Exercise task:
Will you print the material below without altering a single character?

Information given:
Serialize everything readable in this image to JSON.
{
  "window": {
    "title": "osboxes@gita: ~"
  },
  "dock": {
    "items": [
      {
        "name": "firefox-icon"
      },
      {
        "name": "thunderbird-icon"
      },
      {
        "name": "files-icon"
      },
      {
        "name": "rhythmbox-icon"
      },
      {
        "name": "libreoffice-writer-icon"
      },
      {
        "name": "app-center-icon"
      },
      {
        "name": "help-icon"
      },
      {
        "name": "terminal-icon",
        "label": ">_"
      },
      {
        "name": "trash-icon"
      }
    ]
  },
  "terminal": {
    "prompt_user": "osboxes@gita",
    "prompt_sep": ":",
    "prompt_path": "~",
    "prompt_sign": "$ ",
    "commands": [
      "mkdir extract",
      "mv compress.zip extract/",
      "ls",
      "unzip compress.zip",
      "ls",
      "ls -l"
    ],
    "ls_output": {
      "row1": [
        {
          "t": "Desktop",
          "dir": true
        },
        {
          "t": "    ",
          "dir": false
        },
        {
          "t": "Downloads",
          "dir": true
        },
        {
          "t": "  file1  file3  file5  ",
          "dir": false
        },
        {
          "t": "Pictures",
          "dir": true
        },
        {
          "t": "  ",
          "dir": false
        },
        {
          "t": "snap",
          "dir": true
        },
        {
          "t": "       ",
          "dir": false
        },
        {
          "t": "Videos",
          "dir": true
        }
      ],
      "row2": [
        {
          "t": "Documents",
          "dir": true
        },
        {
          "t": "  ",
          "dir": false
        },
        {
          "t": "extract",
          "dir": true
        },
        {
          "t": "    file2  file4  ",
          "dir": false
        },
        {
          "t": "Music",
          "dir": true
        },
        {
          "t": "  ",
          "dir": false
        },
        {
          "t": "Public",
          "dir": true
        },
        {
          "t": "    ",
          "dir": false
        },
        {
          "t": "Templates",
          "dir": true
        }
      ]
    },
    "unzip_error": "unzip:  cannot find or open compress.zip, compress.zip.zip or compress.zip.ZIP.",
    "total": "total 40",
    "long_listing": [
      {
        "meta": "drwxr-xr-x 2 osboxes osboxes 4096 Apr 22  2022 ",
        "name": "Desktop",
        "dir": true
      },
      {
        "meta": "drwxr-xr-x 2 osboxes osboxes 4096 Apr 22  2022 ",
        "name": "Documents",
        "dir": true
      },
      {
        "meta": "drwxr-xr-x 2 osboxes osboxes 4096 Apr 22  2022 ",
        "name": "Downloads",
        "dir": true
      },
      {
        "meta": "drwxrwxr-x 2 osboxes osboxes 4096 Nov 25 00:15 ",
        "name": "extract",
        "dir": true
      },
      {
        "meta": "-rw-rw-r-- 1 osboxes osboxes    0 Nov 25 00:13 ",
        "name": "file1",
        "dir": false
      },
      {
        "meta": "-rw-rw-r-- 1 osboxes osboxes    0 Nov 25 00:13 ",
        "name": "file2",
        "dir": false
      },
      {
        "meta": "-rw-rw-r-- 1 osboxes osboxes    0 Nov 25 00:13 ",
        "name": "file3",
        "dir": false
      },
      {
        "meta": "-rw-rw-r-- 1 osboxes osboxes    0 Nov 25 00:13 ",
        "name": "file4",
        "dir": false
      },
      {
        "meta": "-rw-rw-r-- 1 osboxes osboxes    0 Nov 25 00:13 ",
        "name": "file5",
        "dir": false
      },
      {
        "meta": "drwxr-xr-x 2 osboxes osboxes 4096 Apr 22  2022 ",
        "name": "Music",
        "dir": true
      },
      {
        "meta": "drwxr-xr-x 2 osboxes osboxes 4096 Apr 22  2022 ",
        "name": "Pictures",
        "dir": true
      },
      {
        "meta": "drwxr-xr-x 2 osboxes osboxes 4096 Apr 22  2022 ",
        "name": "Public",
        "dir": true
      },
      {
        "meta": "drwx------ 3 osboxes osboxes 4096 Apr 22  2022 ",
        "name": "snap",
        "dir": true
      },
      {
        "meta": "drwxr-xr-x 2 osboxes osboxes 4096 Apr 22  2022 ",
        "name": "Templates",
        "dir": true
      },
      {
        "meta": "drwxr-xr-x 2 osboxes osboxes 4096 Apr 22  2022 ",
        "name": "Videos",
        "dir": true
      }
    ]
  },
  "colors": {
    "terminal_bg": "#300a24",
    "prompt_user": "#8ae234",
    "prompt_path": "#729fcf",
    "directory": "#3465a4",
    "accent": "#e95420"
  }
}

Task result:
Serialize everything readable in this image to JSON.
{
  "window": {
    "title": "osboxes@gita: ~"
  },
  "dock": {
    "items": [
      {
        "name": "firefox-icon"
      },
      {
        "name": "thunderbird-icon"
      },
      {
        "name": "files-icon"
      },
      {
        "name": "rhythmbox-icon"
      },
      {
        "name": "libreoffice-writer-icon"
      },
      {
        "name": "app-center-icon"
      },
      {
        "name": "help-icon"
      },
      {
        "name": "terminal-icon",
        "label": ">_"
      },
      {
        "name": "trash-icon"
      }
    ]
  },
  "terminal": {
    "prompt_user": "osboxes@gita",
    "prompt_sep": ":",
    "prompt_path": "~",
    "prompt_sign": "$ ",
    "commands": [
      "mkdir extract",
      "mv compress.zip extract/",
      "ls",
      "unzip compress.zip",
      "ls",
      "ls -l"
    ],
    "ls_output": {
      "row1": [
        {
          "t": "Desktop",
          "dir": true
        },
        {
          "t": "    ",
          "dir": false
        },
        {
          "t": "Downloads",
          "dir": true
        },
        {
          "t": "  file1  file3  file5  ",
          "dir": false
        },
        {
          "t": "Pictures",
          "dir": true
        },
        {
          "t": "  ",
          "dir": false
        },
        {
          "t": "snap",
          "dir": true
        },
        {
          "t": "       ",
          "dir": false
        },
        {
          "t": "Videos",
          "dir": true
        }
      ],
      "row2": [
        {
          "t": "Documents",
          "dir": true
        },
        {
          "t": "  ",
          "dir": false
        },
        {
          "t": "extract",
          "dir": true
        },
        {
          "t": "    file2  file4  ",
          "dir": false
        },
        {
          "t": "Music",
          "dir": true
        },
        {
          "t": "  ",
          "dir": false
        },
        {
          "t": "Public",
          "dir": true
        },
        {
          "t": "    ",
          "dir": false
        },
        {
          "t": "Templates",
          "dir": true
        }
      ]
    },
    "unzip_error": "unzip:  cannot find or open compress.zip, compress.zip.zip or compress.zip.ZIP.",
    "total": "total 40",
    "long_listing": [
      {
        "meta": "drwxr-xr-x 2 osboxes osboxes 4096 Apr 22  2022 ",
        "name": "Desktop",
        "dir": true
      },
      {
        "meta": "drwxr-xr-x 2 osboxes osboxes 4096 Apr 22  2022 ",
        "name": "Documents",
        "dir": true
      },
      {
        "meta": "drwxr-xr-x 2 osboxes osboxes 4096 Apr 22  2022 ",
        "name": "Downloads",
        "dir": true
      },
      {
        "meta": "drwxrwxr-x 2 osboxes osboxes 4096 Nov 25 00:15 ",
        "name": "extract",
        "dir": true
      },
      {
        "meta": "-rw-rw-r-- 1 osboxes osboxes    0 Nov 25 00:13 ",
        "name": "file1",
        "dir": false
      },
      {
        "meta": "-rw-rw-r-- 1 osboxes osboxes    0 Nov 25 00:13 ",
        "name": "file2",
        "dir": false
      },
      {
        "meta": "-rw-rw-r-- 1 osboxes osboxes    0 Nov 25 00:13 ",
        "name": "file3",
        "dir": false
      },
      {
        "meta": "-rw-rw-r-- 1 osboxes osboxes    0 Nov 25 00:13 ",
        "name": "file4",
        "dir": false
      },
      {
        "meta": "-rw-rw-r-- 1 osboxes osboxes    0 Nov 25 00:13 ",
        "name": "file5",
        "dir": false
      },
      {
        "meta": "drwxr-xr-x 2 osboxes osboxes 4096 Apr 22  2022 ",
        "name": "Music",
        "dir": true
      },
      {
        "meta": "drwxr-xr-x 2 osboxes osboxes 4096 Apr 22  2022 ",
        "name": "Pictures",
        "dir": true
      },
      {
        "meta": "drwxr-xr-x 2 osboxes osboxes 4096 Apr 22  2022 ",
        "name": "Public",
        "dir": true
      },
      {
        "meta": "drwx------ 3 osboxes osboxes 4096 Apr 22  2022 ",
        "name": "snap",
        "dir": true
      },
      {
        "meta": "drwxr-xr-x 2 osboxes osboxes 4096 Apr 22  2022 ",
        "name": "Templates",
        "dir": true
      },
      {
        "meta": "drwxr-xr-x 2 osboxes osboxes 4096 Apr 22  2022 ",
        "name": "Videos",
        "dir": true
      }
    ]
  },
  "colors": {
    "terminal_bg": "#300a24",
    "prompt_user": "#8ae234",
    "prompt_path": "#729fcf",
    "directory": "#3465a4",
    "accent": "#e95420"
  }
}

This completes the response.